## Begin Material shown

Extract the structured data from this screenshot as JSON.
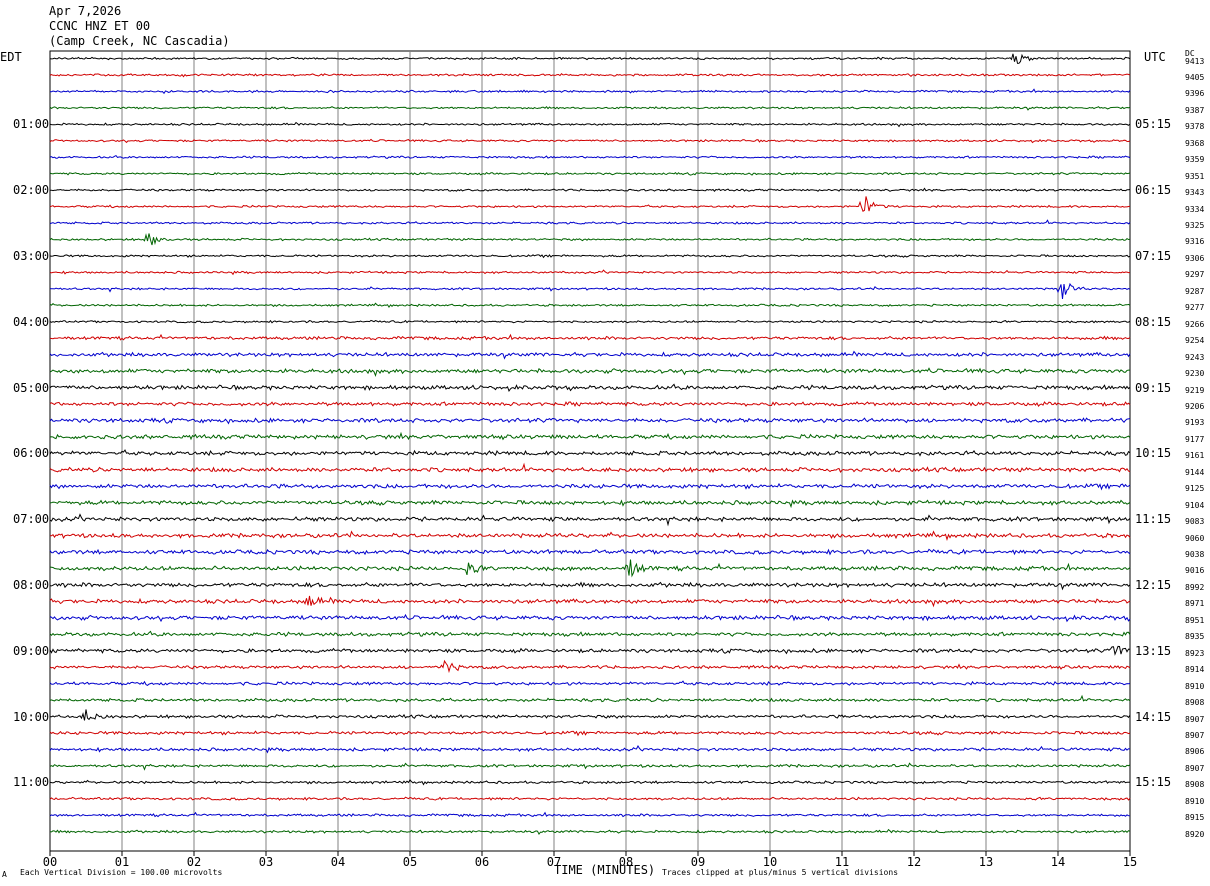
{
  "header": {
    "date": "Apr 7,2026",
    "station": "CCNC HNZ ET 00",
    "location": "(Camp Creek, NC Cascadia)"
  },
  "left_tz": "EDT",
  "right_tz": "UTC",
  "dc_label": "DC",
  "footer": {
    "scale_note": "Each Vertical Division =  100.00 microvolts",
    "clip_note": "Traces clipped at plus/minus 5 vertical divisions",
    "corner_mark": "A"
  },
  "chart_data": {
    "type": "line",
    "xlabel": "TIME (MINUTES)",
    "xlim": [
      0,
      15
    ],
    "x_ticks": [
      "00",
      "01",
      "02",
      "03",
      "04",
      "05",
      "06",
      "07",
      "08",
      "09",
      "10",
      "11",
      "12",
      "13",
      "14",
      "15"
    ],
    "left_hour_labels": [
      "01:00",
      "02:00",
      "03:00",
      "04:00",
      "05:00",
      "06:00",
      "07:00",
      "08:00",
      "09:00",
      "10:00",
      "11:00"
    ],
    "right_hour_labels": [
      "05:15",
      "06:15",
      "07:15",
      "08:15",
      "09:15",
      "10:15",
      "11:15",
      "12:15",
      "13:15",
      "14:15",
      "15:15"
    ],
    "trace_colors": [
      "#000000",
      "#d00000",
      "#0000cc",
      "#006400"
    ],
    "dc_offsets": [
      "9413",
      "9405",
      "9396",
      "9387",
      "9378",
      "9368",
      "9359",
      "9351",
      "9343",
      "9334",
      "9325",
      "9316",
      "9306",
      "9297",
      "9287",
      "9277",
      "9266",
      "9254",
      "9243",
      "9230",
      "9219",
      "9206",
      "9193",
      "9177",
      "9161",
      "9144",
      "9125",
      "9104",
      "9083",
      "9060",
      "9038",
      "9016",
      "8992",
      "8971",
      "8951",
      "8935",
      "8923",
      "8914",
      "8910",
      "8908",
      "8907",
      "8907",
      "8906",
      "8907",
      "8908",
      "8910",
      "8915",
      "8920"
    ],
    "noise_levels": [
      1,
      1,
      1,
      1,
      1,
      1,
      1,
      1,
      1,
      1,
      1,
      1,
      1,
      1,
      1,
      1,
      1,
      1.5,
      1.8,
      2,
      2,
      1.8,
      2,
      2,
      2,
      2,
      2,
      2,
      2,
      2,
      2,
      2,
      2,
      2,
      2,
      1.8,
      1.8,
      1.5,
      1.5,
      1.5,
      1.5,
      1.5,
      1.5,
      1.3,
      1.2,
      1.2,
      1.2,
      1.2
    ],
    "events": [
      {
        "trace": 0,
        "minute": 13.4,
        "amplitude": 8
      },
      {
        "trace": 9,
        "minute": 11.3,
        "amplitude": 14
      },
      {
        "trace": 11,
        "minute": 1.35,
        "amplitude": 9
      },
      {
        "trace": 14,
        "minute": 14.05,
        "amplitude": 12
      },
      {
        "trace": 31,
        "minute": 8.05,
        "amplitude": 10
      },
      {
        "trace": 31,
        "minute": 5.8,
        "amplitude": 6
      },
      {
        "trace": 33,
        "minute": 3.6,
        "amplitude": 6
      },
      {
        "trace": 36,
        "minute": 14.8,
        "amplitude": 9
      },
      {
        "trace": 37,
        "minute": 5.5,
        "amplitude": 9
      },
      {
        "trace": 40,
        "minute": 0.5,
        "amplitude": 7
      }
    ]
  }
}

## End Material shown

Copy each line above that contains the string "amplitude".

        "amplitude": 8
        "amplitude": 14
        "amplitude": 9
        "amplitude": 12
        "amplitude": 10
        "amplitude": 6
        "amplitude": 6
        "amplitude": 9
        "amplitude": 9
        "amplitude": 7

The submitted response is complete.